**The problem**
Go through the listing and copy every line word for word.

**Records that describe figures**
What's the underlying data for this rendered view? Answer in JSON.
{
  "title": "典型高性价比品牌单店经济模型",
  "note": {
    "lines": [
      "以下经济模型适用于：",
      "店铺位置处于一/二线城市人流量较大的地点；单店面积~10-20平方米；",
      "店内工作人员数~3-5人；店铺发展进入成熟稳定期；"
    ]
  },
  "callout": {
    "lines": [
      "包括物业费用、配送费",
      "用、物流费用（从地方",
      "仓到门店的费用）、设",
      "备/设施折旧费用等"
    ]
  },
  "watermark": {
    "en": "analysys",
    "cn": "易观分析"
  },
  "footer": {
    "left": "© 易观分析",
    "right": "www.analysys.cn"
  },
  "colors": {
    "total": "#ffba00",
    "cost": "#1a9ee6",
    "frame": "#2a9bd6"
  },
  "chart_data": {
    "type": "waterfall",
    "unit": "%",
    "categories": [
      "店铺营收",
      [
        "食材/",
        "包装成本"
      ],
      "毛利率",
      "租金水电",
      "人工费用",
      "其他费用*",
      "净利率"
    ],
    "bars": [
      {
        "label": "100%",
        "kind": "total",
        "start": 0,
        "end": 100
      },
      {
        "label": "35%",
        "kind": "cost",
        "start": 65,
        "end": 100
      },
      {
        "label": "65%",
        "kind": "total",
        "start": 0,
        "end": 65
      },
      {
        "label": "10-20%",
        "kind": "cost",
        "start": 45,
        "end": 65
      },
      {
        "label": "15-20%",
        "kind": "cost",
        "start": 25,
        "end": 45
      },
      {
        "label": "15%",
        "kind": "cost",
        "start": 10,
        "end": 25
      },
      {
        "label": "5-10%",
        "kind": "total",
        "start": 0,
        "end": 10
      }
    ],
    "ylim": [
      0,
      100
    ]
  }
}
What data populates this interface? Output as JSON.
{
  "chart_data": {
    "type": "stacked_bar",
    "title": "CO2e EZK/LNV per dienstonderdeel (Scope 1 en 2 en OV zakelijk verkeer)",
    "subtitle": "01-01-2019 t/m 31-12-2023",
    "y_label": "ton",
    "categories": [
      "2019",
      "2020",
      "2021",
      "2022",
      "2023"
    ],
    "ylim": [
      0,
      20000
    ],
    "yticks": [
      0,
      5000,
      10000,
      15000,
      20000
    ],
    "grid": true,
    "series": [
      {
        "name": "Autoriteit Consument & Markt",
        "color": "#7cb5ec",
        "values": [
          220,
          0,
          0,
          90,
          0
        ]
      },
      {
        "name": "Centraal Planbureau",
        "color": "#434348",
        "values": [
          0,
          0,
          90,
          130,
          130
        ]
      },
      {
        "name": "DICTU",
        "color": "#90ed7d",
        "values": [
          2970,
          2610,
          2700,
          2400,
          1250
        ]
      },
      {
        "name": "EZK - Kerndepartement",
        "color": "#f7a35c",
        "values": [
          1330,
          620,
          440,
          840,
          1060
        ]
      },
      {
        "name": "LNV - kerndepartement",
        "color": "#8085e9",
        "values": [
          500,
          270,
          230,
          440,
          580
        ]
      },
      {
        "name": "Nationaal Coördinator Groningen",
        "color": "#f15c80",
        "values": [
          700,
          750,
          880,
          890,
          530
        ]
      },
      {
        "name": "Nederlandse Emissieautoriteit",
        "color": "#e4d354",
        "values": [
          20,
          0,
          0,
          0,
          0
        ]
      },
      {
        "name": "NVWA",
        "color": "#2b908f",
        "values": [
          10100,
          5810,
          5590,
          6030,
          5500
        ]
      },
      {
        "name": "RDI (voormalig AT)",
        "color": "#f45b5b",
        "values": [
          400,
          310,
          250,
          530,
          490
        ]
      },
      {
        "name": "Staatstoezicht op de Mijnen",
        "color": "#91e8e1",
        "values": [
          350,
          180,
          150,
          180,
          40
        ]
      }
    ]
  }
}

**Full answer**
What's the underlying data for this rendered view? Answer in JSON.
{
  "title": "典型高性价比品牌单店经济模型",
  "note": {
    "lines": [
      "以下经济模型适用于：",
      "店铺位置处于一/二线城市人流量较大的地点；单店面积~10-20平方米；",
      "店内工作人员数~3-5人；店铺发展进入成熟稳定期；"
    ]
  },
  "callout": {
    "lines": [
      "包括物业费用、配送费",
      "用、物流费用（从地方",
      "仓到门店的费用）、设",
      "备/设施折旧费用等"
    ]
  },
  "watermark": {
    "en": "analysys",
    "cn": "易观分析"
  },
  "footer": {
    "left": "© 易观分析",
    "right": "www.analysys.cn"
  },
  "colors": {
    "total": "#ffba00",
    "cost": "#1a9ee6",
    "frame": "#2a9bd6"
  },
  "chart_data": {
    "type": "waterfall",
    "unit": "%",
    "categories": [
      "店铺营收",
      [
        "食材/",
        "包装成本"
      ],
      "毛利率",
      "租金水电",
      "人工费用",
      "其他费用*",
      "净利率"
    ],
    "bars": [
      {
        "label": "100%",
        "kind": "total",
        "start": 0,
        "end": 100
      },
      {
        "label": "35%",
        "kind": "cost",
        "start": 65,
        "end": 100
      },
      {
        "label": "65%",
        "kind": "total",
        "start": 0,
        "end": 65
      },
      {
        "label": "10-20%",
        "kind": "cost",
        "start": 45,
        "end": 65
      },
      {
        "label": "15-20%",
        "kind": "cost",
        "start": 25,
        "end": 45
      },
      {
        "label": "15%",
        "kind": "cost",
        "start": 10,
        "end": 25
      },
      {
        "label": "5-10%",
        "kind": "total",
        "start": 0,
        "end": 10
      }
    ],
    "ylim": [
      0,
      100
    ]
  }
}
What data populates this interface? Output as JSON.
{
  "chart_data": {
    "type": "stacked_bar",
    "title": "CO2e EZK/LNV per dienstonderdeel (Scope 1 en 2 en OV zakelijk verkeer)",
    "subtitle": "01-01-2019 t/m 31-12-2023",
    "y_label": "ton",
    "categories": [
      "2019",
      "2020",
      "2021",
      "2022",
      "2023"
    ],
    "ylim": [
      0,
      20000
    ],
    "yticks": [
      0,
      5000,
      10000,
      15000,
      20000
    ],
    "grid": true,
    "series": [
      {
        "name": "Autoriteit Consument & Markt",
        "color": "#7cb5ec",
        "values": [
          220,
          0,
          0,
          90,
          0
        ]
      },
      {
        "name": "Centraal Planbureau",
        "color": "#434348",
        "values": [
          0,
          0,
          90,
          130,
          130
        ]
      },
      {
        "name": "DICTU",
        "color": "#90ed7d",
        "values": [
          2970,
          2610,
          2700,
          2400,
          1250
        ]
      },
      {
        "name": "EZK - Kerndepartement",
        "color": "#f7a35c",
        "values": [
          1330,
          620,
          440,
          840,
          1060
        ]
      },
      {
        "name": "LNV - kerndepartement",
        "color": "#8085e9",
        "values": [
          500,
          270,
          230,
          440,
          580
        ]
      },
      {
        "name": "Nationaal Coördinator Groningen",
        "color": "#f15c80",
        "values": [
          700,
          750,
          880,
          890,
          530
        ]
      },
      {
        "name": "Nederlandse Emissieautoriteit",
        "color": "#e4d354",
        "values": [
          20,
          0,
          0,
          0,
          0
        ]
      },
      {
        "name": "NVWA",
        "color": "#2b908f",
        "values": [
          10100,
          5810,
          5590,
          6030,
          5500
        ]
      },
      {
        "name": "RDI (voormalig AT)",
        "color": "#f45b5b",
        "values": [
          400,
          310,
          250,
          530,
          490
        ]
      },
      {
        "name": "Staatstoezicht op de Mijnen",
        "color": "#91e8e1",
        "values": [
          350,
          180,
          150,
          180,
          40
        ]
      }
    ]
  }
}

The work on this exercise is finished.